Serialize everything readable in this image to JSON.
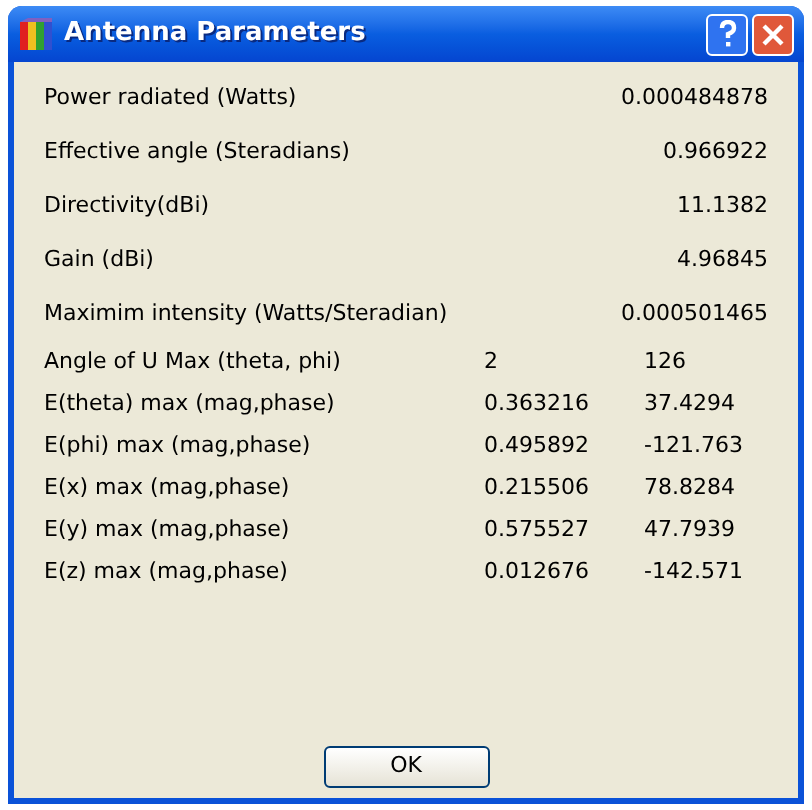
{
  "window": {
    "title": "Antenna Parameters"
  },
  "rows": [
    {
      "kind": "single",
      "label": "Power radiated (Watts)",
      "value": "0.000484878"
    },
    {
      "kind": "single",
      "label": "Effective angle (Steradians)",
      "value": "0.966922"
    },
    {
      "kind": "single",
      "label": "Directivity(dBi)",
      "value": "11.1382"
    },
    {
      "kind": "single",
      "label": "Gain (dBi)",
      "value": "4.96845"
    },
    {
      "kind": "single",
      "label": "Maximim intensity (Watts/Steradian)",
      "value": "0.000501465"
    },
    {
      "kind": "pair",
      "label": "Angle of U Max (theta, phi)",
      "value_1": "2",
      "value_2": "126"
    },
    {
      "kind": "pair",
      "label": "E(theta) max (mag,phase)",
      "value_1": "0.363216",
      "value_2": "37.4294"
    },
    {
      "kind": "pair",
      "label": "E(phi) max (mag,phase)",
      "value_1": "0.495892",
      "value_2": "-121.763"
    },
    {
      "kind": "pair",
      "label": "E(x) max (mag,phase)",
      "value_1": "0.215506",
      "value_2": "78.8284"
    },
    {
      "kind": "pair",
      "label": "E(y) max (mag,phase)",
      "value_1": "0.575527",
      "value_2": "47.7939"
    },
    {
      "kind": "pair",
      "label": "E(z) max (mag,phase)",
      "value_1": "0.012676",
      "value_2": "-142.571"
    }
  ],
  "buttons": [
    {
      "label": "OK"
    }
  ]
}
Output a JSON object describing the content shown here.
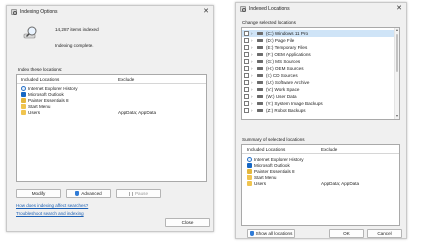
{
  "indexing_options": {
    "title": "Indexing Options",
    "items_indexed": "14,287 items indexed",
    "status": "Indexing complete.",
    "index_these_locations": "Index these locations:",
    "columns": {
      "included": "Included Locations",
      "exclude": "Exclude"
    },
    "locations": [
      {
        "name": "Internet Explorer History",
        "exclude": "",
        "icon": "ie-icon"
      },
      {
        "name": "Microsoft Outlook",
        "exclude": "",
        "icon": "outlook-icon"
      },
      {
        "name": "Painter Essentials 8",
        "exclude": "",
        "icon": "painter-icon"
      },
      {
        "name": "Start Menu",
        "exclude": "",
        "icon": "folder-icon"
      },
      {
        "name": "Users",
        "exclude": "AppData; AppData",
        "icon": "folder-icon"
      }
    ],
    "buttons": {
      "modify": "Modify",
      "advanced": "Advanced",
      "pause": "Pause",
      "close": "Close"
    },
    "links": {
      "how_affects": "How does indexing affect searches?",
      "troubleshoot": "Troubleshoot search and indexing"
    }
  },
  "indexed_locations": {
    "title": "Indexed Locations",
    "change_selected": "Change selected locations",
    "tree_items": [
      {
        "label": "(C:) Windows 11 Pro",
        "selected": true
      },
      {
        "label": "(D:) Page File",
        "selected": false
      },
      {
        "label": "(E:) Temporary Files",
        "selected": false
      },
      {
        "label": "(F:) OEM Applications",
        "selected": false
      },
      {
        "label": "(G:) MS Sources",
        "selected": false
      },
      {
        "label": "(H:) OEM Sources",
        "selected": false
      },
      {
        "label": "(I:) CD Sources",
        "selected": false
      },
      {
        "label": "(U:) Software Archive",
        "selected": false
      },
      {
        "label": "(V:) Work Space",
        "selected": false
      },
      {
        "label": "(W:) User Data",
        "selected": false
      },
      {
        "label": "(Y:) System Image Backups",
        "selected": false
      },
      {
        "label": "(Z:) Robot Backups",
        "selected": false
      }
    ],
    "summary_label": "Summary of selected locations",
    "columns": {
      "included": "Included Locations",
      "exclude": "Exclude"
    },
    "summary": [
      {
        "name": "Internet Explorer History",
        "exclude": "",
        "icon": "ie-icon"
      },
      {
        "name": "Microsoft Outlook",
        "exclude": "",
        "icon": "outlook-icon"
      },
      {
        "name": "Painter Essentials 8",
        "exclude": "",
        "icon": "painter-icon"
      },
      {
        "name": "Start Menu",
        "exclude": "",
        "icon": "folder-icon"
      },
      {
        "name": "Users",
        "exclude": "AppData; AppData",
        "icon": "folder-icon"
      }
    ],
    "buttons": {
      "show_all": "Show all locations",
      "ok": "OK",
      "cancel": "Cancel"
    }
  }
}
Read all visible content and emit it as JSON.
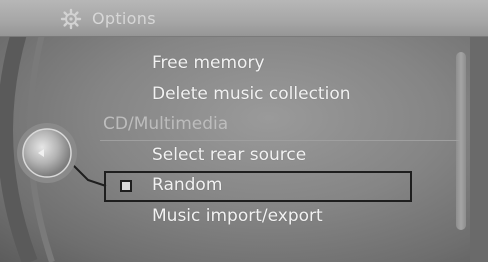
{
  "header": {
    "title": "Options",
    "icon": "settings-gear-icon"
  },
  "menu": {
    "items_top": [
      {
        "label": "Free memory"
      },
      {
        "label": "Delete music collection"
      }
    ],
    "section_label": "CD/Multimedia",
    "items_bottom": [
      {
        "label": "Select rear source"
      },
      {
        "label": "Random",
        "checkbox": true,
        "checked": false,
        "selected": true
      },
      {
        "label": "Music import/export"
      }
    ]
  },
  "controller": {
    "icon": "idrive-controller-knob-icon"
  },
  "colors": {
    "header_text": "#d7d7d7",
    "item_text": "#f2f2f2",
    "section_text": "#bdbdbd",
    "selection_frame": "#1e1e1e"
  }
}
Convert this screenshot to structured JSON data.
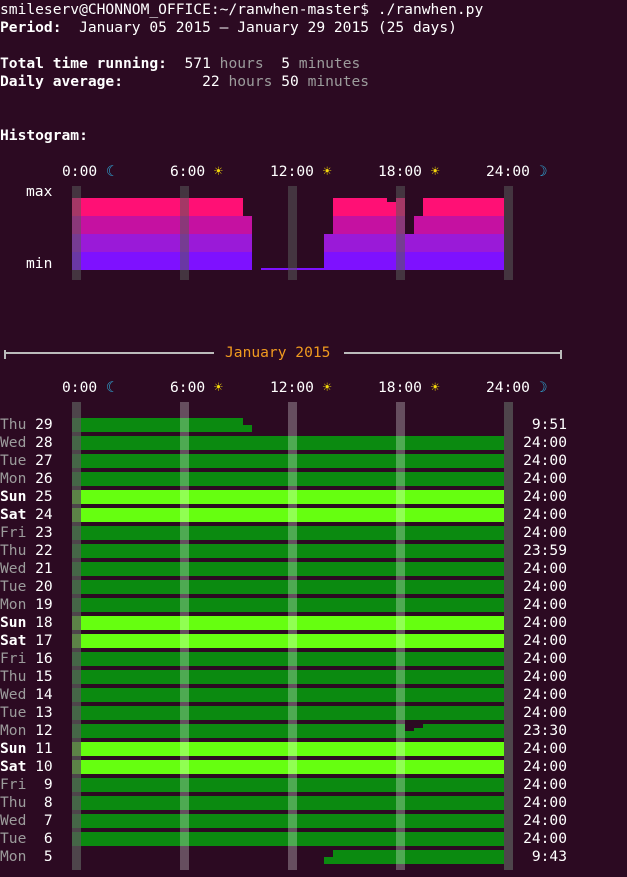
{
  "terminal": {
    "prompt": "smileserv@CHONNOM_OFFICE:~/ranwhen-master$ ./ranwhen.py",
    "period_label": "Period:",
    "period_value": "January 05 2015 – January 29 2015",
    "period_days": "(25 days)",
    "total_label": "Total time running:",
    "total_hours": "571",
    "total_minutes": "5",
    "avg_label": "Daily average:",
    "avg_hours": "22",
    "avg_minutes": "50",
    "hours_word": "hours",
    "minutes_word": "minutes",
    "histogram_label": "Histogram:",
    "hist_max": "max",
    "hist_min": "min",
    "month_title": "January 2015"
  },
  "time_axis": [
    {
      "label": "0:00",
      "icon": "☾",
      "icon_name": "moon-icon"
    },
    {
      "label": "6:00",
      "icon": "☀",
      "icon_name": "sun-icon"
    },
    {
      "label": "12:00",
      "icon": "☀",
      "icon_name": "sun-icon"
    },
    {
      "label": "18:00",
      "icon": "☀",
      "icon_name": "sun-icon"
    },
    {
      "label": "24:00",
      "icon": "☽",
      "icon_name": "moon-icon"
    }
  ],
  "colors": {
    "background": "#2c0a22",
    "weekday_bar": "#0b8a10",
    "weekend_bar": "#66ff10",
    "hour_marker": "#5a5a5a",
    "hist_pink": "#ff1075",
    "hist_magenta": "#c511a1",
    "hist_purple": "#9a1ad8",
    "hist_violet": "#7e11ff"
  },
  "days": [
    {
      "dow": "Thu",
      "day": "29",
      "total": "9:51",
      "weekend": false
    },
    {
      "dow": "Wed",
      "day": "28",
      "total": "24:00",
      "weekend": false
    },
    {
      "dow": "Tue",
      "day": "27",
      "total": "24:00",
      "weekend": false
    },
    {
      "dow": "Mon",
      "day": "26",
      "total": "24:00",
      "weekend": false
    },
    {
      "dow": "Sun",
      "day": "25",
      "total": "24:00",
      "weekend": true
    },
    {
      "dow": "Sat",
      "day": "24",
      "total": "24:00",
      "weekend": true
    },
    {
      "dow": "Fri",
      "day": "23",
      "total": "24:00",
      "weekend": false
    },
    {
      "dow": "Thu",
      "day": "22",
      "total": "23:59",
      "weekend": false
    },
    {
      "dow": "Wed",
      "day": "21",
      "total": "24:00",
      "weekend": false
    },
    {
      "dow": "Tue",
      "day": "20",
      "total": "24:00",
      "weekend": false
    },
    {
      "dow": "Mon",
      "day": "19",
      "total": "24:00",
      "weekend": false
    },
    {
      "dow": "Sun",
      "day": "18",
      "total": "24:00",
      "weekend": true
    },
    {
      "dow": "Sat",
      "day": "17",
      "total": "24:00",
      "weekend": true
    },
    {
      "dow": "Fri",
      "day": "16",
      "total": "24:00",
      "weekend": false
    },
    {
      "dow": "Thu",
      "day": "15",
      "total": "24:00",
      "weekend": false
    },
    {
      "dow": "Wed",
      "day": "14",
      "total": "24:00",
      "weekend": false
    },
    {
      "dow": "Tue",
      "day": "13",
      "total": "24:00",
      "weekend": false
    },
    {
      "dow": "Mon",
      "day": "12",
      "total": "23:30",
      "weekend": false
    },
    {
      "dow": "Sun",
      "day": "11",
      "total": "24:00",
      "weekend": true
    },
    {
      "dow": "Sat",
      "day": "10",
      "total": "24:00",
      "weekend": true
    },
    {
      "dow": "Fri",
      "day": "9",
      "total": "24:00",
      "weekend": false
    },
    {
      "dow": "Thu",
      "day": "8",
      "total": "24:00",
      "weekend": false
    },
    {
      "dow": "Wed",
      "day": "7",
      "total": "24:00",
      "weekend": false
    },
    {
      "dow": "Tue",
      "day": "6",
      "total": "24:00",
      "weekend": false
    },
    {
      "dow": "Mon",
      "day": "5",
      "total": "9:43",
      "weekend": false
    }
  ]
}
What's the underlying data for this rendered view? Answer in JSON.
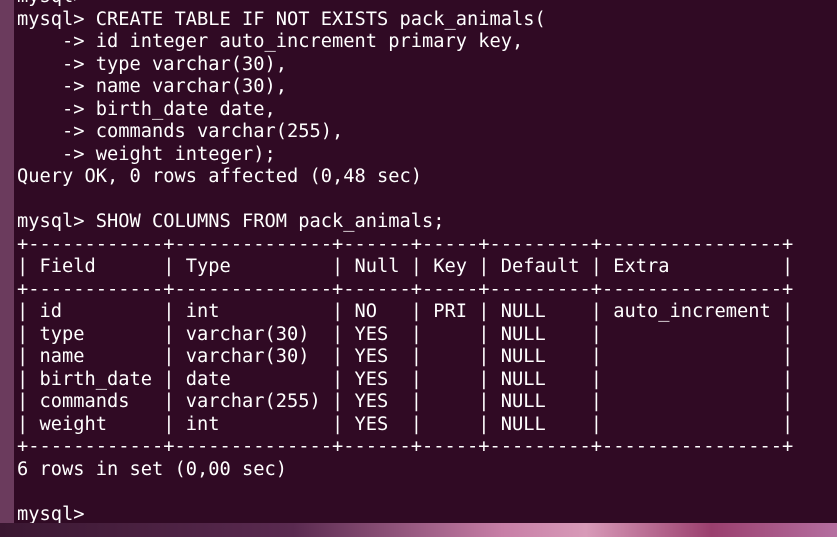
{
  "terminal": {
    "lines": [
      "mysql> ",
      "mysql> CREATE TABLE IF NOT EXISTS pack_animals(",
      "    -> id integer auto_increment primary key,",
      "    -> type varchar(30),",
      "    -> name varchar(30),",
      "    -> birth_date date,",
      "    -> commands varchar(255),",
      "    -> weight integer);",
      "Query OK, 0 rows affected (0,48 sec)",
      "",
      "mysql> SHOW COLUMNS FROM pack_animals;",
      "+------------+--------------+------+-----+---------+----------------+",
      "| Field      | Type         | Null | Key | Default | Extra          |",
      "+------------+--------------+------+-----+---------+----------------+",
      "| id         | int          | NO   | PRI | NULL    | auto_increment |",
      "| type       | varchar(30)  | YES  |     | NULL    |                |",
      "| name       | varchar(30)  | YES  |     | NULL    |                |",
      "| birth_date | date         | YES  |     | NULL    |                |",
      "| commands   | varchar(255) | YES  |     | NULL    |                |",
      "| weight     | int          | YES  |     | NULL    |                |",
      "+------------+--------------+------+-----+---------+----------------+",
      "6 rows in set (0,00 sec)",
      "",
      "mysql> "
    ]
  },
  "colors": {
    "terminal_background": "#300a24",
    "text": "#ffffff"
  }
}
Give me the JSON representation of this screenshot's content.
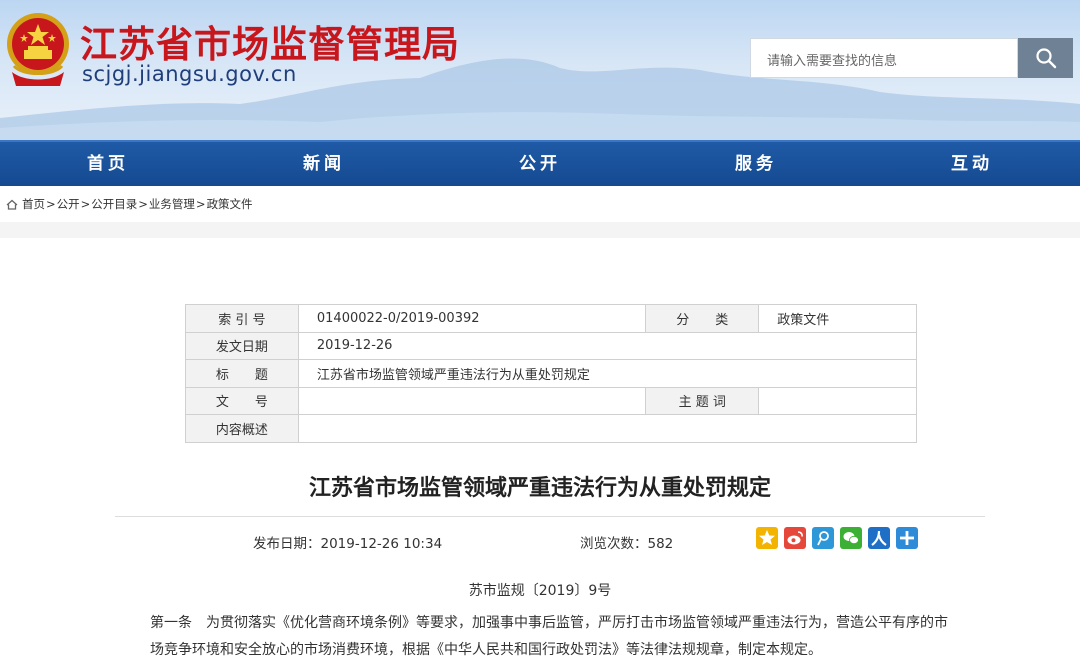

# # #

What you will do
From the entries above, select each line containing the string "commands".

In response
      "    -> commands varchar(255),",
      "| commands   | varchar(255) | YES  |     | NULL    |                |",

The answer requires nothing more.